─── Text provided ───

These things being so, we cannot, in accordance with the requirements of this commandment, acquiesce in the employment of instrumental music in the public worship of the church. No “title of antiquity, custom, devotion, good intent, or any other pretense whatsoever,”' will justify or excuse us. It will not avail us to plead that we found it in use, and are not called upon to urge or enact revolutionary measures. We are bound to disapprove, detest, oppose all false worship, and as this is in that category, to disapprove, detest and oppose it. The argument to prove its want of divine warrant must be overthrown before the position of inaction and acquiescence can be conscientiously maintained. Nor will it do to say that we have not examined the question—that we do not know. We ought to examine, we ought to know, for as Presbyterians our standards plainly expound to us the divine law on the subject, and as Christians we have no right to be ignorant of the teaching of Scripture in regard to it. “To the law and to the testimony; if they speak not according to them, it is because there is no light in them.”

The principle, thus strongly emphasized by the exposition of the second commandment, that a divine warrant is required for everything entering into the worship of God, is also enounced and enforced in the following utterances of the Confession of Faith: “God alone is Lord of the conscience, and hath left it free from the doctrines and commandments of men which are in any thing contrary to his Word, or beside it in matters of faith and worship.” [3] “The acceptable way of worshipping the true God is instituted by himself, and so limited by his own revealed will, that he may not be worshipped according to the imaginations and devices of men, or the suggestions of Satan, under any visible representation, or any other way not prescribed in the Holy Scripture.” [4] In these words the Confession declares, that the conscience is left free to reject the teaching of any doctrines and the authority of any commandments which are beside the Word of God in the matter of worship; and that it is not permissible to worship him in any way not prescribed in the Scriptures. If, as has been evinced, instrumental music in public worship was in the Old Testament only prescribed as an appendage of the temple, and was not prescribed in connection with the synagogue, and is not prescribed in the New Testament, it is obviously beside the Word of God, destitute of his authority, and therefore to be rejected.

2. Instrumental music is excluded from the public worship of God’s house by the declarations of the Confession of Faith and the Directory for Worship concerning singing.

The Confession of Faith, in enumerating the “parts of the ordinary religious worship of God,” specifies “singing of psalms with grace in the heart.” The Directory for Worship thus speaks: “It is the duty of Christians to praise God by singing psalms.” “The proportion of the time of public worship to be spent in singing is left to the prudence of every minister.”

─── Records supplied ───

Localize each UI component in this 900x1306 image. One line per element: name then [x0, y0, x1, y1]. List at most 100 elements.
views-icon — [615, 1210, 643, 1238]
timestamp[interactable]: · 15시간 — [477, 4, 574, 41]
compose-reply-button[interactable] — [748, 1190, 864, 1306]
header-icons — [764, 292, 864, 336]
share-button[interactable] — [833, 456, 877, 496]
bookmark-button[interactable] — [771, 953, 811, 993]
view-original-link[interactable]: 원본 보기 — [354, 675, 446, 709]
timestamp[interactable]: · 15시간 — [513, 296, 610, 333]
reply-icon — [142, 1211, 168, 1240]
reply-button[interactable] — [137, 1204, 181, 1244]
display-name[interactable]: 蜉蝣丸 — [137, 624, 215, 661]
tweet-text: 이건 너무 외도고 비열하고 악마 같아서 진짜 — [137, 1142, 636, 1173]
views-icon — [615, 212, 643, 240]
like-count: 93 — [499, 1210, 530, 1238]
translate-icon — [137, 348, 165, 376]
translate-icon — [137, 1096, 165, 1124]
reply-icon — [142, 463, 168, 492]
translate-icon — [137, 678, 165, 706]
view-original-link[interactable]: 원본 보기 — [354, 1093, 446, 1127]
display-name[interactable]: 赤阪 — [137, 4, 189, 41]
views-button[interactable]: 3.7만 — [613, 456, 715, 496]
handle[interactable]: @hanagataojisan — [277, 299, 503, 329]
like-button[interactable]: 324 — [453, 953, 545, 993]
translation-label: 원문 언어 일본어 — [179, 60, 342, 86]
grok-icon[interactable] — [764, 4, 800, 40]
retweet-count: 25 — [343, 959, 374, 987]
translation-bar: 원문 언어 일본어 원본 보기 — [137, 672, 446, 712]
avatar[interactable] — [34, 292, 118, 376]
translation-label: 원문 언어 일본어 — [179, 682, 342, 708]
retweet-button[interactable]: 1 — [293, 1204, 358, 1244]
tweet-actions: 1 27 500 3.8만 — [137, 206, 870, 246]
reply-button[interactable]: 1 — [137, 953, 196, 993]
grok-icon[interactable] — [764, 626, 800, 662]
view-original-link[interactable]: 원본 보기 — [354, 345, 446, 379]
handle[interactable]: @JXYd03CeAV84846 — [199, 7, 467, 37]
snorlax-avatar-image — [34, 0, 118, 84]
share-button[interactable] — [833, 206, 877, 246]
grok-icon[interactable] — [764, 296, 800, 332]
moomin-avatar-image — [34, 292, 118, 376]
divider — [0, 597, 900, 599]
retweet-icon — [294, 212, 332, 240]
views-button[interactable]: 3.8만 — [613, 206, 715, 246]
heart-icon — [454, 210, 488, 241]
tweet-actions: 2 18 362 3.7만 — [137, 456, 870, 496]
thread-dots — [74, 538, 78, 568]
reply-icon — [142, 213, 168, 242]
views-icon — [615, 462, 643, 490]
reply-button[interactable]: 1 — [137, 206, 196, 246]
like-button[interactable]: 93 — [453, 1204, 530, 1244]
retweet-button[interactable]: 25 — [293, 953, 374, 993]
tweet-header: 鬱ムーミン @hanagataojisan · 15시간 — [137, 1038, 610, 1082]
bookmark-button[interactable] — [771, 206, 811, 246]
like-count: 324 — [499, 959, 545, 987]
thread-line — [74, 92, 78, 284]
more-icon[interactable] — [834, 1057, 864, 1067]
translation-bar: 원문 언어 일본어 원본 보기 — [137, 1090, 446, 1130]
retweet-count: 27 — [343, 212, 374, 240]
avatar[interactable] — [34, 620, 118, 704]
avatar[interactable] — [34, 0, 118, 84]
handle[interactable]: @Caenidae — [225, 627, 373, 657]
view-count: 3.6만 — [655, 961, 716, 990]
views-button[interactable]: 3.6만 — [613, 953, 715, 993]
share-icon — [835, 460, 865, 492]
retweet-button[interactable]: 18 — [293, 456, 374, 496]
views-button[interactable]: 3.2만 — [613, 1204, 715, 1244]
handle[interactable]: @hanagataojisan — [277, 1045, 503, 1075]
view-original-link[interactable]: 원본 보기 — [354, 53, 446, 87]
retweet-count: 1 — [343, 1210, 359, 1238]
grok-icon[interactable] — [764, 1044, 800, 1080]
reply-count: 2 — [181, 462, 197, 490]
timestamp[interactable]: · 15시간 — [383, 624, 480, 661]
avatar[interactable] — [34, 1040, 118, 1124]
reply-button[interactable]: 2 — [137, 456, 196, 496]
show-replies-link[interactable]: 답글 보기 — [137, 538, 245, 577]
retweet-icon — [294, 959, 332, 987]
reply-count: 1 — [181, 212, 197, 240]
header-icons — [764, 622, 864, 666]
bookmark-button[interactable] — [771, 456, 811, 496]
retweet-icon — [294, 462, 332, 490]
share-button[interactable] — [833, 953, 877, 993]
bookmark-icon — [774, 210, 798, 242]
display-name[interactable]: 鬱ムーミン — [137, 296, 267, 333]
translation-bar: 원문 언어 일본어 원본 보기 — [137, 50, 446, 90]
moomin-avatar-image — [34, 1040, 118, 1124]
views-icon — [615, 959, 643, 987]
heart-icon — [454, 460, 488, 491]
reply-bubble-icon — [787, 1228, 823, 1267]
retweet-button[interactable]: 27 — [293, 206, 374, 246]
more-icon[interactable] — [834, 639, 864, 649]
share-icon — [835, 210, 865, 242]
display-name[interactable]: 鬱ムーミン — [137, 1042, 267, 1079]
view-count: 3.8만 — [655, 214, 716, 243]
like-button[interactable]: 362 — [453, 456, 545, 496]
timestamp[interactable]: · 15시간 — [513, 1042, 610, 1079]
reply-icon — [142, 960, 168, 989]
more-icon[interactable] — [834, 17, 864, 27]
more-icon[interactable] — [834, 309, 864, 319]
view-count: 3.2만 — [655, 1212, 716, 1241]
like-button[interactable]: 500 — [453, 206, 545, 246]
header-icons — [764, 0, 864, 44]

───

--- What is required ---
Revise the passage on instrumental music in worship: copy the stretch from "2. Instrumental music" through "Worship concerning singing.", with "Instrumental music" replaced by "Organ music". You won't need the data records for anything here.

--- The response ---
2. Organ music is excluded from the public worship of God’s house by the declarations of the Confession of Faith and the Directory for Worship concerning singing.